Records contained in a dataset
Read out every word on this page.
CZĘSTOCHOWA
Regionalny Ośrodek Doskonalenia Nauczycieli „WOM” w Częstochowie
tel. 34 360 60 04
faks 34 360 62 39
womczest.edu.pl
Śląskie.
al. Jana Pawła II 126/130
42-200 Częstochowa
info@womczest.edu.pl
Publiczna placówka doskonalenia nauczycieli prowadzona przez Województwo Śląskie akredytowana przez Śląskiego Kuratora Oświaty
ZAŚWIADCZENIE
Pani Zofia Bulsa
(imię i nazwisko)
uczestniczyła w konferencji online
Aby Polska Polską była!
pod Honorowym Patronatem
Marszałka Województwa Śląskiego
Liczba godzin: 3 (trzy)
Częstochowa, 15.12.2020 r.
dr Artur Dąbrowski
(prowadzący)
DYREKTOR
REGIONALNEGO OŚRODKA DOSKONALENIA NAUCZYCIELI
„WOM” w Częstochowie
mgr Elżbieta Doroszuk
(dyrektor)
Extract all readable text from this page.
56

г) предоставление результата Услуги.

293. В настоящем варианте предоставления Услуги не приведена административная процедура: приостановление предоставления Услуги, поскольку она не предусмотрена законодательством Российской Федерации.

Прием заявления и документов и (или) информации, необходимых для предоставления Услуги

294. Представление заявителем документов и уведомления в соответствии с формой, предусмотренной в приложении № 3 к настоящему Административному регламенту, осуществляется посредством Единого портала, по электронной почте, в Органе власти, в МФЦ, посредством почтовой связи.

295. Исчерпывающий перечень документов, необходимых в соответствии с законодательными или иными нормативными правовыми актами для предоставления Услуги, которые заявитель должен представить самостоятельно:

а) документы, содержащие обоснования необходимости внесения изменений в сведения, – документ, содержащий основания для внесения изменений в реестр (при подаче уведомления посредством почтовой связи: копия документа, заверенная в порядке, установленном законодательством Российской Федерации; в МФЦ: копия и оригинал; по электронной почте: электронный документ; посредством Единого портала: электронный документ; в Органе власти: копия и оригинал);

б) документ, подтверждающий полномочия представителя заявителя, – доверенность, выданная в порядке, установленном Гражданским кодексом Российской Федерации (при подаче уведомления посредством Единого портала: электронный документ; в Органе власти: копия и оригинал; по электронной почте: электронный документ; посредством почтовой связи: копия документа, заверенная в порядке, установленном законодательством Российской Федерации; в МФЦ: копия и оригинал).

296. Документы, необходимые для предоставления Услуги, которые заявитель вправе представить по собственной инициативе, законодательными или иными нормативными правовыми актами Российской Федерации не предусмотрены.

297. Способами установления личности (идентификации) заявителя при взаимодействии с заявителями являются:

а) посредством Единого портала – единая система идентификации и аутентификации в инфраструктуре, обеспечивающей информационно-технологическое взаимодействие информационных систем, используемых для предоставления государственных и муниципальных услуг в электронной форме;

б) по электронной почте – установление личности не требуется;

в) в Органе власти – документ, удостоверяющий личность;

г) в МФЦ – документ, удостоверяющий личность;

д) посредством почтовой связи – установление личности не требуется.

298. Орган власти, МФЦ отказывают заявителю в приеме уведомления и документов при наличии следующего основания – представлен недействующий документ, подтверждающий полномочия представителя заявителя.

### OBJECTIVE
Please repeat all the records above exactly as they appear.

### REPLY
Read out every word on this page.
CZĘSTOCHOWA
Regionalny Ośrodek Doskonalenia Nauczycieli „WOM” w Częstochowie
tel. 34 360 60 04
faks 34 360 62 39
womczest.edu.pl
Śląskie.
al. Jana Pawła II 126/130
42-200 Częstochowa
info@womczest.edu.pl
Publiczna placówka doskonalenia nauczycieli prowadzona przez Województwo Śląskie akredytowana przez Śląskiego Kuratora Oświaty
ZAŚWIADCZENIE
Pani Zofia Bulsa
(imię i nazwisko)
uczestniczyła w konferencji online
Aby Polska Polską była!
pod Honorowym Patronatem
Marszałka Województwa Śląskiego
Liczba godzin: 3 (trzy)
Częstochowa, 15.12.2020 r.
dr Artur Dąbrowski
(prowadzący)
DYREKTOR
REGIONALNEGO OŚRODKA DOSKONALENIA NAUCZYCIELI
„WOM” w Częstochowie
mgr Elżbieta Doroszuk
(dyrektor)
Extract all readable text from this page.
56

г) предоставление результата Услуги.

293. В настоящем варианте предоставления Услуги не приведена административная процедура: приостановление предоставления Услуги, поскольку она не предусмотрена законодательством Российской Федерации.

Прием заявления и документов и (или) информации, необходимых для предоставления Услуги

294. Представление заявителем документов и уведомления в соответствии с формой, предусмотренной в приложении № 3 к настоящему Административному регламенту, осуществляется посредством Единого портала, по электронной почте, в Органе власти, в МФЦ, посредством почтовой связи.

295. Исчерпывающий перечень документов, необходимых в соответствии с законодательными или иными нормативными правовыми актами для предоставления Услуги, которые заявитель должен представить самостоятельно:

а) документы, содержащие обоснования необходимости внесения изменений в сведения, – документ, содержащий основания для внесения изменений в реестр (при подаче уведомления посредством почтовой связи: копия документа, заверенная в порядке, установленном законодательством Российской Федерации; в МФЦ: копия и оригинал; по электронной почте: электронный документ; посредством Единого портала: электронный документ; в Органе власти: копия и оригинал);

б) документ, подтверждающий полномочия представителя заявителя, – доверенность, выданная в порядке, установленном Гражданским кодексом Российской Федерации (при подаче уведомления посредством Единого портала: электронный документ; в Органе власти: копия и оригинал; по электронной почте: электронный документ; посредством почтовой связи: копия документа, заверенная в порядке, установленном законодательством Российской Федерации; в МФЦ: копия и оригинал).

296. Документы, необходимые для предоставления Услуги, которые заявитель вправе представить по собственной инициативе, законодательными или иными нормативными правовыми актами Российской Федерации не предусмотрены.

297. Способами установления личности (идентификации) заявителя при взаимодействии с заявителями являются:

а) посредством Единого портала – единая система идентификации и аутентификации в инфраструктуре, обеспечивающей информационно-технологическое взаимодействие информационных систем, используемых для предоставления государственных и муниципальных услуг в электронной форме;

б) по электронной почте – установление личности не требуется;

в) в Органе власти – документ, удостоверяющий личность;

г) в МФЦ – документ, удостоверяющий личность;

д) посредством почтовой связи – установление личности не требуется.

298. Орган власти, МФЦ отказывают заявителю в приеме уведомления и документов при наличии следующего основания – представлен недействующий документ, подтверждающий полномочия представителя заявителя.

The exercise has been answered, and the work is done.